Entries from a dataset:
+--

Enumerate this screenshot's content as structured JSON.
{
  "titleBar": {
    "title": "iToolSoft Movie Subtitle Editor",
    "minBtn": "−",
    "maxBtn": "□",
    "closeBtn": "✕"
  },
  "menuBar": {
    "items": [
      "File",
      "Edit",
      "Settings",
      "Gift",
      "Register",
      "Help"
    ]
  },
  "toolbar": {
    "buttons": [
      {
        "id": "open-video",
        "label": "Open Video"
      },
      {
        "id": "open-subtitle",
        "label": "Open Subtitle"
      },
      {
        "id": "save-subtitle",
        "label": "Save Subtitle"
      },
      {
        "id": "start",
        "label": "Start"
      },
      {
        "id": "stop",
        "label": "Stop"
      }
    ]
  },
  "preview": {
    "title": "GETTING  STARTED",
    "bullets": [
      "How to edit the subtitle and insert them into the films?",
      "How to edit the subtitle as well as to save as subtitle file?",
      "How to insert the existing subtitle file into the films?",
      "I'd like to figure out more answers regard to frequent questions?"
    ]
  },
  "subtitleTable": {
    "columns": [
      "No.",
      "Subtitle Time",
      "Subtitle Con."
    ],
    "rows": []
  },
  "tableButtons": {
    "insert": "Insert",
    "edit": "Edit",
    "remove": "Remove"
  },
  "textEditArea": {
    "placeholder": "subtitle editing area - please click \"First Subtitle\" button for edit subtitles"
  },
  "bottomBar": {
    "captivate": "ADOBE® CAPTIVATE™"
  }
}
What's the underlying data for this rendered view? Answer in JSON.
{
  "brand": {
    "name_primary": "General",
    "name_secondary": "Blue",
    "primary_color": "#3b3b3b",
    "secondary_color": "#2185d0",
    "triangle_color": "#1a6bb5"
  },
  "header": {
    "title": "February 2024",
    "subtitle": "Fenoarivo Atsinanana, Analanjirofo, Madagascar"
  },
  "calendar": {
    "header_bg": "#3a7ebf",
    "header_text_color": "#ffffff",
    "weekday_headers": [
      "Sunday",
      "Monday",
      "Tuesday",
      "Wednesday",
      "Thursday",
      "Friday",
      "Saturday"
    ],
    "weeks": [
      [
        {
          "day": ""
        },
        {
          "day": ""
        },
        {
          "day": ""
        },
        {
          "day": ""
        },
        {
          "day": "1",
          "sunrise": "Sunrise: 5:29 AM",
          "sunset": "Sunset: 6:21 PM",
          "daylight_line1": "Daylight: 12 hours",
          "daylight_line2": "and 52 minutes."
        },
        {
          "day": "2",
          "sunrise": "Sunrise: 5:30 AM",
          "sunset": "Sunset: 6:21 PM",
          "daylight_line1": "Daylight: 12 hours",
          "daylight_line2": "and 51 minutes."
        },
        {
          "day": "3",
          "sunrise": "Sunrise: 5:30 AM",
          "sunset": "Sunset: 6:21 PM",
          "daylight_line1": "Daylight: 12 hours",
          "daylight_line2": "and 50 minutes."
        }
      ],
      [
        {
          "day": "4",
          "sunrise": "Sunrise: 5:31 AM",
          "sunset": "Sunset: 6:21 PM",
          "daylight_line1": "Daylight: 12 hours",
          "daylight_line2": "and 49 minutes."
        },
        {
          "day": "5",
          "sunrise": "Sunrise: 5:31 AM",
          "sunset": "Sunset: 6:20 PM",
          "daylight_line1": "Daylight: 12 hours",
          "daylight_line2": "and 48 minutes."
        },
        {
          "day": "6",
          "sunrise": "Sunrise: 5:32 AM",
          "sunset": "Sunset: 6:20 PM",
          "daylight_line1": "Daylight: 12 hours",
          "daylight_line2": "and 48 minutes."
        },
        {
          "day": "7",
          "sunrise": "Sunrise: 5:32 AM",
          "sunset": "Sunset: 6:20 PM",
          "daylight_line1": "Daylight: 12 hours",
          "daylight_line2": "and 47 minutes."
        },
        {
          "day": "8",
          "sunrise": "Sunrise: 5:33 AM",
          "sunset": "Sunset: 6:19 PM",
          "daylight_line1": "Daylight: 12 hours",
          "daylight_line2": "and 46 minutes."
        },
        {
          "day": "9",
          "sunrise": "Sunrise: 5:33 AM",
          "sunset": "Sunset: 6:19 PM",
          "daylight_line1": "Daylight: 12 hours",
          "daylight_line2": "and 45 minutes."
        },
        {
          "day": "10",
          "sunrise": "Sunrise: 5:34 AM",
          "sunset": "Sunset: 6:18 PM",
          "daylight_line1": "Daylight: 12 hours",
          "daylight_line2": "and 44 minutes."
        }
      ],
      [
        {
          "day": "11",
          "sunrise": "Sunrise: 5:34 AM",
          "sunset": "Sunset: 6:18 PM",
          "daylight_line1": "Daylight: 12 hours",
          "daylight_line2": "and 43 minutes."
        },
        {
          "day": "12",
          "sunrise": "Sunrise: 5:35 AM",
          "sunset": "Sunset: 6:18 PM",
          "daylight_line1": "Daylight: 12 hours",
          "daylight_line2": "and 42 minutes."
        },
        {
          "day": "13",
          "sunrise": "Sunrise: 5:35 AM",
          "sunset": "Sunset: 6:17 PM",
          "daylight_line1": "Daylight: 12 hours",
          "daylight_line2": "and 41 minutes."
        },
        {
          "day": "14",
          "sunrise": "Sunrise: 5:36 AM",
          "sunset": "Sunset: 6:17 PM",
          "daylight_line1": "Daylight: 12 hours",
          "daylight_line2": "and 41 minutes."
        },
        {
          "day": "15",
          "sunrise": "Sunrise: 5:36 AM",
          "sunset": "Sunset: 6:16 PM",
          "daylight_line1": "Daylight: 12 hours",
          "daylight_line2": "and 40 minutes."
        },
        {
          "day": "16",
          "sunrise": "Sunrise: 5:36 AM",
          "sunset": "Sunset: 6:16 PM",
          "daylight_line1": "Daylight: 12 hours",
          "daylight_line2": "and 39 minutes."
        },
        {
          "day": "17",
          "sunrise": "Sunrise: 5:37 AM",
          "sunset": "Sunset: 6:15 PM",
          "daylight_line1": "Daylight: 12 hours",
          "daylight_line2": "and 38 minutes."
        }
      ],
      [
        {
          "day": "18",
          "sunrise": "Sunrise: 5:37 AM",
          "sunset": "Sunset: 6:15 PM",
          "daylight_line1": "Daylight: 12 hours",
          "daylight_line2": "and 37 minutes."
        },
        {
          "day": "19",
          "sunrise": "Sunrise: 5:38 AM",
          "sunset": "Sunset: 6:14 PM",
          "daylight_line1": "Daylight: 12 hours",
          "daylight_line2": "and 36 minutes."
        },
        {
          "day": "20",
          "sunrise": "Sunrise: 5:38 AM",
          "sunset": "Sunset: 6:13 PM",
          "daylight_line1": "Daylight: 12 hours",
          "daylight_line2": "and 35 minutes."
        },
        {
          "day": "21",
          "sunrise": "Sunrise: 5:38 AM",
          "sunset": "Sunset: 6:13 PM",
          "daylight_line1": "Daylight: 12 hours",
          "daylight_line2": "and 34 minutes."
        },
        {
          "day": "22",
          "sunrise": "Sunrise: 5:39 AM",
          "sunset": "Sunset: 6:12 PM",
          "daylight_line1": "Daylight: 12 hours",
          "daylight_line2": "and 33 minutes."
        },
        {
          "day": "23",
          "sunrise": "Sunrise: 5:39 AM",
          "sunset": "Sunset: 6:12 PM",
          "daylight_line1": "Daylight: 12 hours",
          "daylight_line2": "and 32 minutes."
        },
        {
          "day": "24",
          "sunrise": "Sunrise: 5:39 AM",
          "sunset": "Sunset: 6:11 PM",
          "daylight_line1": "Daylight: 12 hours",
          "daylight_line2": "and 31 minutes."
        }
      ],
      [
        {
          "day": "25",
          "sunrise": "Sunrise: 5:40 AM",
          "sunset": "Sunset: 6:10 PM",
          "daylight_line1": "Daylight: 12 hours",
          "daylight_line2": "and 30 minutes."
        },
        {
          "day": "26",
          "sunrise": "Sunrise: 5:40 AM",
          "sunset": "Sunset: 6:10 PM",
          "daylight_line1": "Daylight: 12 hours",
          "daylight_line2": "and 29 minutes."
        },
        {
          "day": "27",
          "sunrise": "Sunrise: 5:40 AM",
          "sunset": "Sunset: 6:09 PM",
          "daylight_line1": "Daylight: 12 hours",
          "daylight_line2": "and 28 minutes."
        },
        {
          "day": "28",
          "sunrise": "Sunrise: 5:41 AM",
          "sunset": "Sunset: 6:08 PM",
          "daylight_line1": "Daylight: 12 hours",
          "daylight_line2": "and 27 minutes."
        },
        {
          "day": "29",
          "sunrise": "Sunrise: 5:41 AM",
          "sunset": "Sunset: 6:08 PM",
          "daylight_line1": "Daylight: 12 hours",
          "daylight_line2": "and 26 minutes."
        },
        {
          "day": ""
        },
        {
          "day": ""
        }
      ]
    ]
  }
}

+--

*Written request:*
Identify every line where the string "label" appears.

*Task response:*
        "label": "Open Video"
        "label": "Open Subtitle"
        "label": "Save Subtitle"
        "label": "Start"
        "label": "Stop"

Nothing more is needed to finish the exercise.